Goal of the exercise: Look over the lines below. Report each one that includes the string "водоотведения".

Provided information:
|---|

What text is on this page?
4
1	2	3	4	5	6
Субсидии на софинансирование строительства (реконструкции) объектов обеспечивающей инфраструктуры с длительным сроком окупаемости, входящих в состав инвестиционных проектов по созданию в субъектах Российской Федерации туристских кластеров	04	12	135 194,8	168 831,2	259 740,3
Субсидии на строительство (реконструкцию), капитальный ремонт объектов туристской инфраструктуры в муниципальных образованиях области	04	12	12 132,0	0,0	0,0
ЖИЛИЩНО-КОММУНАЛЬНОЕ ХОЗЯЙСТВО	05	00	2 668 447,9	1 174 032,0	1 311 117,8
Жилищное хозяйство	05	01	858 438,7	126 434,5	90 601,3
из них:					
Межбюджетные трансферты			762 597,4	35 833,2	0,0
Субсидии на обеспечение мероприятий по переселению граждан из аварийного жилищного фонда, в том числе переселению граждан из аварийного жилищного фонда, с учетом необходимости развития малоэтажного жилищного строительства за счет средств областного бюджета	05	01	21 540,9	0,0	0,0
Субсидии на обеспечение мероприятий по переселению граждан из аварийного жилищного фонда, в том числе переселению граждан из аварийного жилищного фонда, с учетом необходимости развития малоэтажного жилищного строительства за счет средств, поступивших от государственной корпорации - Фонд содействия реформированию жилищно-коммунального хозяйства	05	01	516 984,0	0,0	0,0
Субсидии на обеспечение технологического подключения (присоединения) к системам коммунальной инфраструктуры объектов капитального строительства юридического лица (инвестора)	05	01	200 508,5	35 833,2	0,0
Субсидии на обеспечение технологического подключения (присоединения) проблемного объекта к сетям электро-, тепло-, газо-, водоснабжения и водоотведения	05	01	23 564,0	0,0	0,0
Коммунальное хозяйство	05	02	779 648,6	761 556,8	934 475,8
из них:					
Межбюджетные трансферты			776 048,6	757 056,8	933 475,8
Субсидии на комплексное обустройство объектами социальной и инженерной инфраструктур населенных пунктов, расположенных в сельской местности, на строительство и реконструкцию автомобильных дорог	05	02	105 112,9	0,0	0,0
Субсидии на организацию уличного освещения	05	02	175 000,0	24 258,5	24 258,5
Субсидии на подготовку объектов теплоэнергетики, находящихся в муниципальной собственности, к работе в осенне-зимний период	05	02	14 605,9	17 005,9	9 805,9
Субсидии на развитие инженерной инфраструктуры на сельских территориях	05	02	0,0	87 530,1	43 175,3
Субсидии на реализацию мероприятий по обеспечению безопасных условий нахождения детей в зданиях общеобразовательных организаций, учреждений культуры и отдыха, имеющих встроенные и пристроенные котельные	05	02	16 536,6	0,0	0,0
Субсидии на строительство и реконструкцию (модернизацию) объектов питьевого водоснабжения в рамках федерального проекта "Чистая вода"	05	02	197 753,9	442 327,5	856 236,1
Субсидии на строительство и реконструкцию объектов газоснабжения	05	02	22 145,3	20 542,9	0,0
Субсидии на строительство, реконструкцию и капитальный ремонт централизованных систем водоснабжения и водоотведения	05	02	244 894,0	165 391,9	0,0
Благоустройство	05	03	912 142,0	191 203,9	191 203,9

|---|

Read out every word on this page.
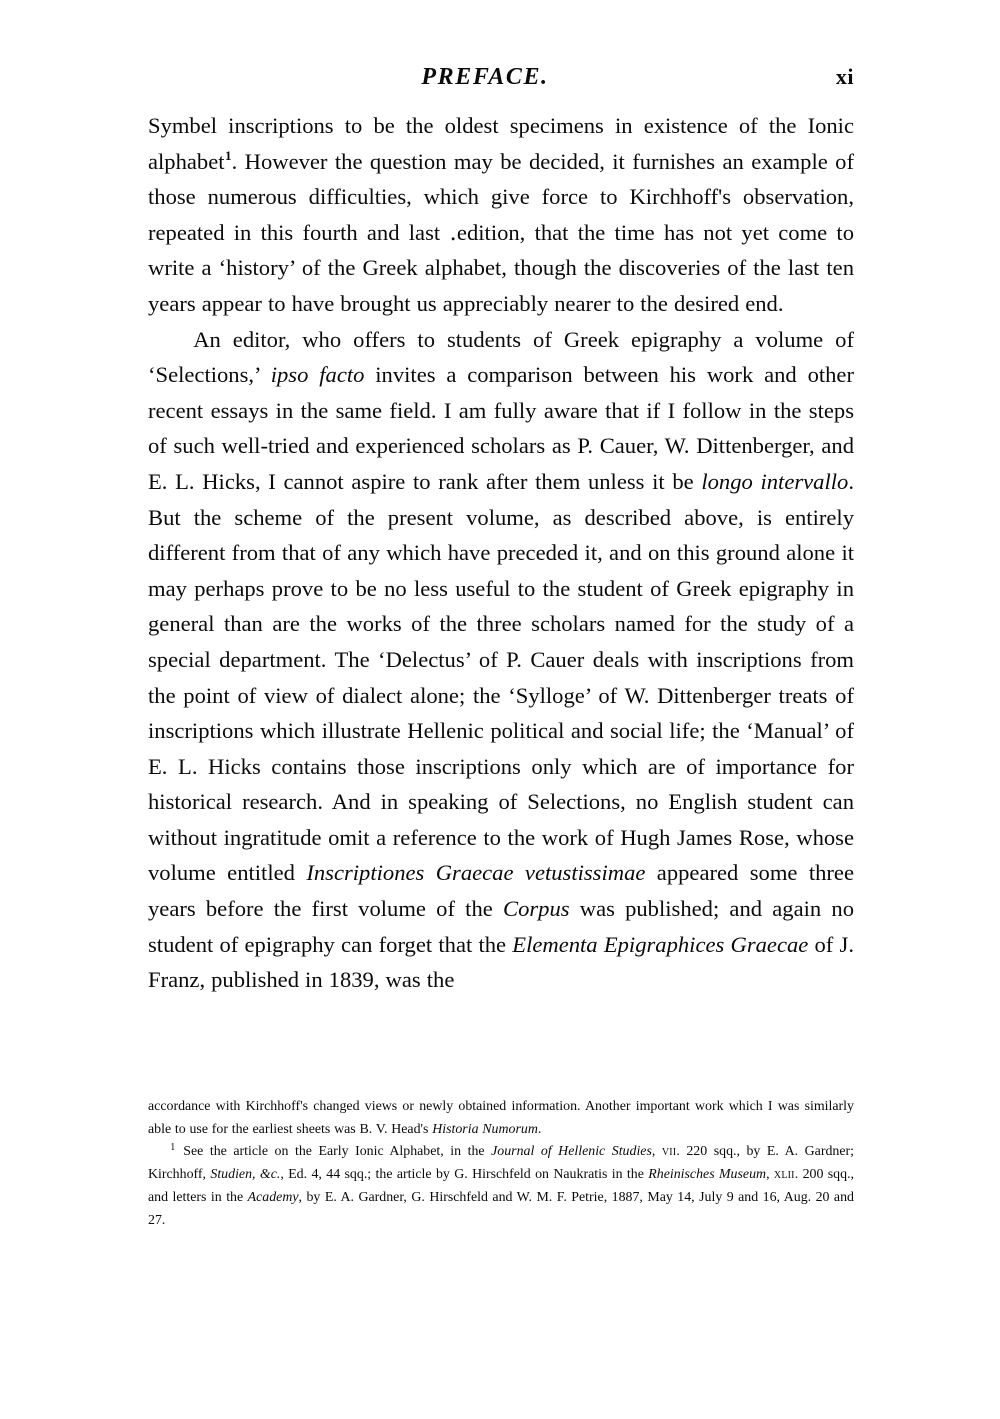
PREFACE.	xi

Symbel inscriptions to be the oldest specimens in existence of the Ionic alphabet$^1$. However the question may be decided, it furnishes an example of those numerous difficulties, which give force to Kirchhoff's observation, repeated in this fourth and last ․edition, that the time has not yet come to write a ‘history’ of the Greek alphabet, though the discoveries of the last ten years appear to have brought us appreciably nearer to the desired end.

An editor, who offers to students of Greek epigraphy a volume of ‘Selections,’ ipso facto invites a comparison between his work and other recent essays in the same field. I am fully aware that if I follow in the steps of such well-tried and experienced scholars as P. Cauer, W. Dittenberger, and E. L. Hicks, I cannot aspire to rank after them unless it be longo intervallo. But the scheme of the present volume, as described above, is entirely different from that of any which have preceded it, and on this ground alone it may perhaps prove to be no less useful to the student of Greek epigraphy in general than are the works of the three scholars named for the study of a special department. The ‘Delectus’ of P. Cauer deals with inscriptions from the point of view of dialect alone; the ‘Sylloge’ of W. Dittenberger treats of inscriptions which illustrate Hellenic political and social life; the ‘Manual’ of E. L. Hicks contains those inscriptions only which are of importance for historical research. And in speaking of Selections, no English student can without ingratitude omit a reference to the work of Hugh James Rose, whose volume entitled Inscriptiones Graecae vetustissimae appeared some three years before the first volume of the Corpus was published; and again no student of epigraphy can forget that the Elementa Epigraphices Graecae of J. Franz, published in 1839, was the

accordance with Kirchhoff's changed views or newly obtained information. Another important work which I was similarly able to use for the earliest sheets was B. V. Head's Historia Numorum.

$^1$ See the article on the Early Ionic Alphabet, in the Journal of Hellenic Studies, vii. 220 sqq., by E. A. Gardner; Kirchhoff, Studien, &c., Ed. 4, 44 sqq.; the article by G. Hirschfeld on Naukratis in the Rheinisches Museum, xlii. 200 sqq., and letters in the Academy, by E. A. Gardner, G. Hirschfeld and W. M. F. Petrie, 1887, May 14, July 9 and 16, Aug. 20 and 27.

|---|

Expected output:
Субсидии на обеспечение технологического подключения (присоединения) проблемного объекта к сетям электро-, тепло-, газо-, водоснабжения и водоотведения	05	01	23 564,0	0,0	0,0
Субсидии на строительство, реконструкцию и капитальный ремонт централизованных систем водоснабжения и водоотведения	05	02	244 894,0	165 391,9	0,0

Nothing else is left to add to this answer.